**Problem to solve**
Quote the whole listing verbatim.

_____

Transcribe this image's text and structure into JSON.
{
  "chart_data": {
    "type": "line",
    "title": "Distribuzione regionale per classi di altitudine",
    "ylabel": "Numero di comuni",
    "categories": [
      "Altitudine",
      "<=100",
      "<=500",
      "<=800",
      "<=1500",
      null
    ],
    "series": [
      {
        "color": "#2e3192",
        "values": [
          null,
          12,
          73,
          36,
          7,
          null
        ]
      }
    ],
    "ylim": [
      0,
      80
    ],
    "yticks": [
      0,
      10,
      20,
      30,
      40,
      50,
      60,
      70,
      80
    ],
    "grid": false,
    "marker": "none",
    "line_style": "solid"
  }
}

_____

**Result**
Transcribe this image's text and structure into JSON.
{
  "chart_data": {
    "type": "line",
    "title": "Distribuzione regionale per classi di altitudine",
    "ylabel": "Numero di comuni",
    "categories": [
      "Altitudine",
      "<=100",
      "<=500",
      "<=800",
      "<=1500",
      null
    ],
    "series": [
      {
        "color": "#2e3192",
        "values": [
          null,
          12,
          73,
          36,
          7,
          null
        ]
      }
    ],
    "ylim": [
      0,
      80
    ],
    "yticks": [
      0,
      10,
      20,
      30,
      40,
      50,
      60,
      70,
      80
    ],
    "grid": false,
    "marker": "none",
    "line_style": "solid"
  }
}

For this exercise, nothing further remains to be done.